Extracts from a graphics dataset:
========================
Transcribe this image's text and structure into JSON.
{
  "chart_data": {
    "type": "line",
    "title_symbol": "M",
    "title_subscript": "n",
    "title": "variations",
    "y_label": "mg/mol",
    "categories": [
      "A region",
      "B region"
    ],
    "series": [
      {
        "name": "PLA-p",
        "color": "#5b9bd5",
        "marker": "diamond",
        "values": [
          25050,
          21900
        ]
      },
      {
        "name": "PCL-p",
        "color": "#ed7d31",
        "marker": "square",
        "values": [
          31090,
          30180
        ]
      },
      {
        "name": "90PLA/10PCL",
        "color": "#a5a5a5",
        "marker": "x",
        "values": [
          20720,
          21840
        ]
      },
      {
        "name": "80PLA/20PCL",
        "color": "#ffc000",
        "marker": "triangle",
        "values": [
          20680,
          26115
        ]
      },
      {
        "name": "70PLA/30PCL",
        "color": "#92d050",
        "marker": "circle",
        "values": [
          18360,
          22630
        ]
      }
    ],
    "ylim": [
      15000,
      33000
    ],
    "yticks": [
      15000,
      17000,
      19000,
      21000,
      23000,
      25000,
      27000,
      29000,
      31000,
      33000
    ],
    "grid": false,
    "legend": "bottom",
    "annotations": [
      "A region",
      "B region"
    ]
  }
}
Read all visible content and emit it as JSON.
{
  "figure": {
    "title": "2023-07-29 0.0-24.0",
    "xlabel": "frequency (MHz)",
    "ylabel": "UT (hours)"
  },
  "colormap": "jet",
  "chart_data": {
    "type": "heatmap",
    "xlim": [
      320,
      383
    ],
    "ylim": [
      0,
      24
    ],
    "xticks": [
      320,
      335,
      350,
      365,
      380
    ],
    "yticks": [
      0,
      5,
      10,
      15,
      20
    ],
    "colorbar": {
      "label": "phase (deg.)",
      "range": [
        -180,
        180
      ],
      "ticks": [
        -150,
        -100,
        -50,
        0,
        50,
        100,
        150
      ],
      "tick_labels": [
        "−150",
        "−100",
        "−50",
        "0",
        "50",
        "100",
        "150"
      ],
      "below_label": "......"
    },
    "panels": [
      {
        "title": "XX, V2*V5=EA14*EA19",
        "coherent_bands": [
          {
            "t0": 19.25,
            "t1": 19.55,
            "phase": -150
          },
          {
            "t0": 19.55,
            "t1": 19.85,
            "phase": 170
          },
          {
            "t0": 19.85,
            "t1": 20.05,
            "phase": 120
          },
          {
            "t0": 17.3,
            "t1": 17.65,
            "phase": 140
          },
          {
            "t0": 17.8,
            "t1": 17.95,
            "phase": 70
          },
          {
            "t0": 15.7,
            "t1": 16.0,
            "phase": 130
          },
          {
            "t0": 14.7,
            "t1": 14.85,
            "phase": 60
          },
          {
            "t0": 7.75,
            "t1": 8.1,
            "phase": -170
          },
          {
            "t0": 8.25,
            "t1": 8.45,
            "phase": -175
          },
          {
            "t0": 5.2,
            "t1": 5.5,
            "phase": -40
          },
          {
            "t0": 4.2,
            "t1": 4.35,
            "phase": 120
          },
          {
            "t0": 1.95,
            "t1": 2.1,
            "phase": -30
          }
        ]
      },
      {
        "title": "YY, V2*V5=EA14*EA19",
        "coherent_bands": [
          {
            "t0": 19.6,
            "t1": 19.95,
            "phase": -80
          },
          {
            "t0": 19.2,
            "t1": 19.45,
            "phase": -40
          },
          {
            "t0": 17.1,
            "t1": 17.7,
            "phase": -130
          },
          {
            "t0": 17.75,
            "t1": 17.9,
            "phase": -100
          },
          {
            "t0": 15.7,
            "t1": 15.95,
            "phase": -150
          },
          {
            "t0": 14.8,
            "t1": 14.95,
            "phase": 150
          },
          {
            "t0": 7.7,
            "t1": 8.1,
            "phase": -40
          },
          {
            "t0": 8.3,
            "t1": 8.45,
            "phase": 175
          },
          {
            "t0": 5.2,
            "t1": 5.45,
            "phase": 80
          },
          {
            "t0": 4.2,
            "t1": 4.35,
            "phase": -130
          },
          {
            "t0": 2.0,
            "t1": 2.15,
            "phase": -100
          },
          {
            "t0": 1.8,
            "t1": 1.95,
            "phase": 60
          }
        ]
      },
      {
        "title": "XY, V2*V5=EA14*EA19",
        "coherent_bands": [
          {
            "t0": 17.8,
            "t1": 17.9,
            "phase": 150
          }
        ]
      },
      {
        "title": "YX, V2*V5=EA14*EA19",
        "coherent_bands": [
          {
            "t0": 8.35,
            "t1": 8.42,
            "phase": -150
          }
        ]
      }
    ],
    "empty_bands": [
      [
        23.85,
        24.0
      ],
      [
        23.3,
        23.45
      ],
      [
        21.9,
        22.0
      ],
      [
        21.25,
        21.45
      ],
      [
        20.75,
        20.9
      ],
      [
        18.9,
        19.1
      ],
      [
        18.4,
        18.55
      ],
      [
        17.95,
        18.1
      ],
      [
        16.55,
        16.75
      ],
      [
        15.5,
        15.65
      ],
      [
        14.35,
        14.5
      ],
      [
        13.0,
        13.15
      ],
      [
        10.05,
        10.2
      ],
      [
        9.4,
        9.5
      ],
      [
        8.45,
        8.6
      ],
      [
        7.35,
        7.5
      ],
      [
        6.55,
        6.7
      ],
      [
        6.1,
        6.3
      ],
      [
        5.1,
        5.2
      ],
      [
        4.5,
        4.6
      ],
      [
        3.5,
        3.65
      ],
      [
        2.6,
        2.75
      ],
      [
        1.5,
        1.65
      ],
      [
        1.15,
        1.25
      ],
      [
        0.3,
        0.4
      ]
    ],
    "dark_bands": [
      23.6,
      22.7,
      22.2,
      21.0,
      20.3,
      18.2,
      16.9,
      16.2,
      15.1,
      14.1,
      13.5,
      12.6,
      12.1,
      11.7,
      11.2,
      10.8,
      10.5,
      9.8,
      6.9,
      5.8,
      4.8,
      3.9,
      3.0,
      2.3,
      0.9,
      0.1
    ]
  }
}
========================
Reproduce each entry from the records above, character for character.

Transcribe this image's text and structure into JSON.
{
  "chart_data": {
    "type": "line",
    "title_symbol": "M",
    "title_subscript": "n",
    "title": "variations",
    "y_label": "mg/mol",
    "categories": [
      "A region",
      "B region"
    ],
    "series": [
      {
        "name": "PLA-p",
        "color": "#5b9bd5",
        "marker": "diamond",
        "values": [
          25050,
          21900
        ]
      },
      {
        "name": "PCL-p",
        "color": "#ed7d31",
        "marker": "square",
        "values": [
          31090,
          30180
        ]
      },
      {
        "name": "90PLA/10PCL",
        "color": "#a5a5a5",
        "marker": "x",
        "values": [
          20720,
          21840
        ]
      },
      {
        "name": "80PLA/20PCL",
        "color": "#ffc000",
        "marker": "triangle",
        "values": [
          20680,
          26115
        ]
      },
      {
        "name": "70PLA/30PCL",
        "color": "#92d050",
        "marker": "circle",
        "values": [
          18360,
          22630
        ]
      }
    ],
    "ylim": [
      15000,
      33000
    ],
    "yticks": [
      15000,
      17000,
      19000,
      21000,
      23000,
      25000,
      27000,
      29000,
      31000,
      33000
    ],
    "grid": false,
    "legend": "bottom",
    "annotations": [
      "A region",
      "B region"
    ]
  }
}
Read all visible content and emit it as JSON.
{
  "figure": {
    "title": "2023-07-29 0.0-24.0",
    "xlabel": "frequency (MHz)",
    "ylabel": "UT (hours)"
  },
  "colormap": "jet",
  "chart_data": {
    "type": "heatmap",
    "xlim": [
      320,
      383
    ],
    "ylim": [
      0,
      24
    ],
    "xticks": [
      320,
      335,
      350,
      365,
      380
    ],
    "yticks": [
      0,
      5,
      10,
      15,
      20
    ],
    "colorbar": {
      "label": "phase (deg.)",
      "range": [
        -180,
        180
      ],
      "ticks": [
        -150,
        -100,
        -50,
        0,
        50,
        100,
        150
      ],
      "tick_labels": [
        "−150",
        "−100",
        "−50",
        "0",
        "50",
        "100",
        "150"
      ],
      "below_label": "......"
    },
    "panels": [
      {
        "title": "XX, V2*V5=EA14*EA19",
        "coherent_bands": [
          {
            "t0": 19.25,
            "t1": 19.55,
            "phase": -150
          },
          {
            "t0": 19.55,
            "t1": 19.85,
            "phase": 170
          },
          {
            "t0": 19.85,
            "t1": 20.05,
            "phase": 120
          },
          {
            "t0": 17.3,
            "t1": 17.65,
            "phase": 140
          },
          {
            "t0": 17.8,
            "t1": 17.95,
            "phase": 70
          },
          {
            "t0": 15.7,
            "t1": 16.0,
            "phase": 130
          },
          {
            "t0": 14.7,
            "t1": 14.85,
            "phase": 60
          },
          {
            "t0": 7.75,
            "t1": 8.1,
            "phase": -170
          },
          {
            "t0": 8.25,
            "t1": 8.45,
            "phase": -175
          },
          {
            "t0": 5.2,
            "t1": 5.5,
            "phase": -40
          },
          {
            "t0": 4.2,
            "t1": 4.35,
            "phase": 120
          },
          {
            "t0": 1.95,
            "t1": 2.1,
            "phase": -30
          }
        ]
      },
      {
        "title": "YY, V2*V5=EA14*EA19",
        "coherent_bands": [
          {
            "t0": 19.6,
            "t1": 19.95,
            "phase": -80
          },
          {
            "t0": 19.2,
            "t1": 19.45,
            "phase": -40
          },
          {
            "t0": 17.1,
            "t1": 17.7,
            "phase": -130
          },
          {
            "t0": 17.75,
            "t1": 17.9,
            "phase": -100
          },
          {
            "t0": 15.7,
            "t1": 15.95,
            "phase": -150
          },
          {
            "t0": 14.8,
            "t1": 14.95,
            "phase": 150
          },
          {
            "t0": 7.7,
            "t1": 8.1,
            "phase": -40
          },
          {
            "t0": 8.3,
            "t1": 8.45,
            "phase": 175
          },
          {
            "t0": 5.2,
            "t1": 5.45,
            "phase": 80
          },
          {
            "t0": 4.2,
            "t1": 4.35,
            "phase": -130
          },
          {
            "t0": 2.0,
            "t1": 2.15,
            "phase": -100
          },
          {
            "t0": 1.8,
            "t1": 1.95,
            "phase": 60
          }
        ]
      },
      {
        "title": "XY, V2*V5=EA14*EA19",
        "coherent_bands": [
          {
            "t0": 17.8,
            "t1": 17.9,
            "phase": 150
          }
        ]
      },
      {
        "title": "YX, V2*V5=EA14*EA19",
        "coherent_bands": [
          {
            "t0": 8.35,
            "t1": 8.42,
            "phase": -150
          }
        ]
      }
    ],
    "empty_bands": [
      [
        23.85,
        24.0
      ],
      [
        23.3,
        23.45
      ],
      [
        21.9,
        22.0
      ],
      [
        21.25,
        21.45
      ],
      [
        20.75,
        20.9
      ],
      [
        18.9,
        19.1
      ],
      [
        18.4,
        18.55
      ],
      [
        17.95,
        18.1
      ],
      [
        16.55,
        16.75
      ],
      [
        15.5,
        15.65
      ],
      [
        14.35,
        14.5
      ],
      [
        13.0,
        13.15
      ],
      [
        10.05,
        10.2
      ],
      [
        9.4,
        9.5
      ],
      [
        8.45,
        8.6
      ],
      [
        7.35,
        7.5
      ],
      [
        6.55,
        6.7
      ],
      [
        6.1,
        6.3
      ],
      [
        5.1,
        5.2
      ],
      [
        4.5,
        4.6
      ],
      [
        3.5,
        3.65
      ],
      [
        2.6,
        2.75
      ],
      [
        1.5,
        1.65
      ],
      [
        1.15,
        1.25
      ],
      [
        0.3,
        0.4
      ]
    ],
    "dark_bands": [
      23.6,
      22.7,
      22.2,
      21.0,
      20.3,
      18.2,
      16.9,
      16.2,
      15.1,
      14.1,
      13.5,
      12.6,
      12.1,
      11.7,
      11.2,
      10.8,
      10.5,
      9.8,
      6.9,
      5.8,
      4.8,
      3.9,
      3.0,
      2.3,
      0.9,
      0.1
    ]
  }
}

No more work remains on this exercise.